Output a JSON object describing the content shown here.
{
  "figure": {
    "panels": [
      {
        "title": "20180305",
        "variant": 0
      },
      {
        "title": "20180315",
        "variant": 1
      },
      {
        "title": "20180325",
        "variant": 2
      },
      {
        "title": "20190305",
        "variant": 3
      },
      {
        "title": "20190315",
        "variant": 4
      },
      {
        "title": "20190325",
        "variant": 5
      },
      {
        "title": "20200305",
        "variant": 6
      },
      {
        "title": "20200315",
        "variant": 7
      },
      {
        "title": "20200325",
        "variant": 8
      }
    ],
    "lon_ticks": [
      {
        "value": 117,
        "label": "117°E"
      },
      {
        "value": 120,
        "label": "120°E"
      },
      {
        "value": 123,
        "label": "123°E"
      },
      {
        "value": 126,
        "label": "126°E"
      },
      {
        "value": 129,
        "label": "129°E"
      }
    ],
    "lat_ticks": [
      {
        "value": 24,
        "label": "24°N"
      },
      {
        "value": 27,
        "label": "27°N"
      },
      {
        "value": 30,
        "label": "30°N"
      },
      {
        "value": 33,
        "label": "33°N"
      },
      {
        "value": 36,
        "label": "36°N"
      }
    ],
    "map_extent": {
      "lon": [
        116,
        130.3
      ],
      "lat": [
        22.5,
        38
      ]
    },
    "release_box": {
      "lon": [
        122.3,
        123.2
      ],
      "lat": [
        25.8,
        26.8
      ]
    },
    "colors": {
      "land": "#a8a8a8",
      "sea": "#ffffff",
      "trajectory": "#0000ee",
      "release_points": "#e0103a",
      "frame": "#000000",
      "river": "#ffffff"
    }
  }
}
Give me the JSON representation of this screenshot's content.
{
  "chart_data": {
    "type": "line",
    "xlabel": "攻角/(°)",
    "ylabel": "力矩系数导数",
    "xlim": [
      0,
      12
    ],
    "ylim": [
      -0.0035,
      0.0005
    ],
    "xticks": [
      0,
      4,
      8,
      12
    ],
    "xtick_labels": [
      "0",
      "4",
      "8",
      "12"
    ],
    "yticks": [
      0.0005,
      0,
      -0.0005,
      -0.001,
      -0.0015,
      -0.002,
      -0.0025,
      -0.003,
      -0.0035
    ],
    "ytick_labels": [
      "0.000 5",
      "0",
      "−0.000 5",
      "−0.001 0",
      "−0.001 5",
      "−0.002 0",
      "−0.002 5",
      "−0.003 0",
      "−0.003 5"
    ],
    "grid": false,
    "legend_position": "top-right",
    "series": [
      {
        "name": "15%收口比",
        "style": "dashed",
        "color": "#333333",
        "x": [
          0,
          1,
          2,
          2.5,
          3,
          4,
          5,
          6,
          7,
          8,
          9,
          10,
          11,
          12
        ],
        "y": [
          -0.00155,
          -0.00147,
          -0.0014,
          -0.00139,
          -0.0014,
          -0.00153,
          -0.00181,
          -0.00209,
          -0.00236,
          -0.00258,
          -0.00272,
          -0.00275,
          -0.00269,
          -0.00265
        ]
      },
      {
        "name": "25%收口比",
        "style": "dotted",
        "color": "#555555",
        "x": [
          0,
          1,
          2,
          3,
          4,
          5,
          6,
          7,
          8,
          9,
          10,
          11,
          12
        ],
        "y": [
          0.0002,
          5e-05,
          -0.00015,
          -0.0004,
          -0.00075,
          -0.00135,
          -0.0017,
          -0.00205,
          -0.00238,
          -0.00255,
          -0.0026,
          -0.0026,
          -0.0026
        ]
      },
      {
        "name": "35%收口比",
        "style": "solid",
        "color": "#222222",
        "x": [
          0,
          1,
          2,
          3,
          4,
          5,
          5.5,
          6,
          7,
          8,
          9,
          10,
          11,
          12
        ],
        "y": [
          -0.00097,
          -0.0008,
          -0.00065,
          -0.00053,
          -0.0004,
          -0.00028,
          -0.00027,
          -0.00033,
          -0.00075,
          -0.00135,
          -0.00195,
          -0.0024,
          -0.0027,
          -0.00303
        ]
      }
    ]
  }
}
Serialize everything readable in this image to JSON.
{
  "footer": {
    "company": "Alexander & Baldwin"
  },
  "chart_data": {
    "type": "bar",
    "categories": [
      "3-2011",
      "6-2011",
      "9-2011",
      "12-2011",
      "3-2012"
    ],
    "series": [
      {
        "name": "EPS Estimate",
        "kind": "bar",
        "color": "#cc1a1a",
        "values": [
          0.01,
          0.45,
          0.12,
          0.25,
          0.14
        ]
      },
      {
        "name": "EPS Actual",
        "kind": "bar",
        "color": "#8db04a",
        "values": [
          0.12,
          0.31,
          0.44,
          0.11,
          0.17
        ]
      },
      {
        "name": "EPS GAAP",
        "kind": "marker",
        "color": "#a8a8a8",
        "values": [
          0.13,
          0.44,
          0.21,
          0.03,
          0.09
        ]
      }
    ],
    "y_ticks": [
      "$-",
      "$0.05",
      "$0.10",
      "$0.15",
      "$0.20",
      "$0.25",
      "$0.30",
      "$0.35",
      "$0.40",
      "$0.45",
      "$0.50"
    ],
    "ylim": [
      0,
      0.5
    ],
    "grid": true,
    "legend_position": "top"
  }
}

PROBLEM
Which lines hold the word "variant"? Show each one.

RESULT OF THIS EXERCISE
        "variant": 0
        "variant": 1
        "variant": 2
        "variant": 3
        "variant": 4
        "variant": 5
        "variant": 6
        "variant": 7
        "variant": 8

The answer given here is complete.